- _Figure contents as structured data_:

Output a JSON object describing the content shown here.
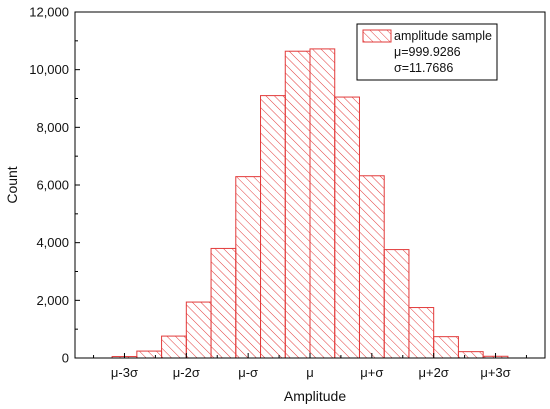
{
  "chart_data": {
    "type": "bar",
    "xlabel": "Amplitude",
    "ylabel": "Count",
    "ylim": [
      0,
      12000
    ],
    "yticks": [
      0,
      2000,
      4000,
      6000,
      8000,
      10000,
      12000
    ],
    "ytick_labels": [
      "0",
      "2,000",
      "4,000",
      "6,000",
      "8,000",
      "10,000",
      "12,000"
    ],
    "xticks": [
      -3,
      -2,
      -1,
      0,
      1,
      2,
      3
    ],
    "xtick_labels": [
      "μ-3σ",
      "μ-2σ",
      "μ-σ",
      "μ",
      "μ+σ",
      "μ+2σ",
      "μ+3σ"
    ],
    "xlim": [
      -3.8,
      3.8
    ],
    "bin_width": 0.4,
    "bins_left": [
      -3.2,
      -2.8,
      -2.4,
      -2.0,
      -1.6,
      -1.2,
      -0.8,
      -0.4,
      0.0,
      0.4,
      0.8,
      1.2,
      1.6,
      2.0,
      2.4,
      2.8
    ],
    "series": [
      {
        "name": "amplitude sample",
        "values": [
          50,
          240,
          760,
          1940,
          3800,
          6290,
          9100,
          10640,
          10720,
          9050,
          6320,
          3760,
          1750,
          740,
          220,
          60
        ],
        "color": "#e23a3a",
        "pattern": "diagonal-hatch"
      }
    ],
    "legend": {
      "position": "top-right",
      "entries": [
        "amplitude sample"
      ],
      "stats": [
        "μ=999.9286",
        "σ=11.7686"
      ]
    },
    "grid": false
  }
}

- _WHAT THE TASK ASKS_: Copy all the records above exactly, but leave out the pictures.

- _CORRECT RESPONSE_:
Output a JSON object describing the content shown here.
{
  "chart_data": {
    "type": "bar",
    "xlabel": "Amplitude",
    "ylabel": "Count",
    "ylim": [
      0,
      12000
    ],
    "yticks": [
      0,
      2000,
      4000,
      6000,
      8000,
      10000,
      12000
    ],
    "ytick_labels": [
      "0",
      "2,000",
      "4,000",
      "6,000",
      "8,000",
      "10,000",
      "12,000"
    ],
    "xticks": [
      -3,
      -2,
      -1,
      0,
      1,
      2,
      3
    ],
    "xtick_labels": [
      "μ-3σ",
      "μ-2σ",
      "μ-σ",
      "μ",
      "μ+σ",
      "μ+2σ",
      "μ+3σ"
    ],
    "xlim": [
      -3.8,
      3.8
    ],
    "bin_width": 0.4,
    "bins_left": [
      -3.2,
      -2.8,
      -2.4,
      -2.0,
      -1.6,
      -1.2,
      -0.8,
      -0.4,
      0.0,
      0.4,
      0.8,
      1.2,
      1.6,
      2.0,
      2.4,
      2.8
    ],
    "series": [
      {
        "name": "amplitude sample",
        "values": [
          50,
          240,
          760,
          1940,
          3800,
          6290,
          9100,
          10640,
          10720,
          9050,
          6320,
          3760,
          1750,
          740,
          220,
          60
        ],
        "color": "#e23a3a",
        "pattern": "diagonal-hatch"
      }
    ],
    "legend": {
      "position": "top-right",
      "entries": [
        "amplitude sample"
      ],
      "stats": [
        "μ=999.9286",
        "σ=11.7686"
      ]
    },
    "grid": false
  }
}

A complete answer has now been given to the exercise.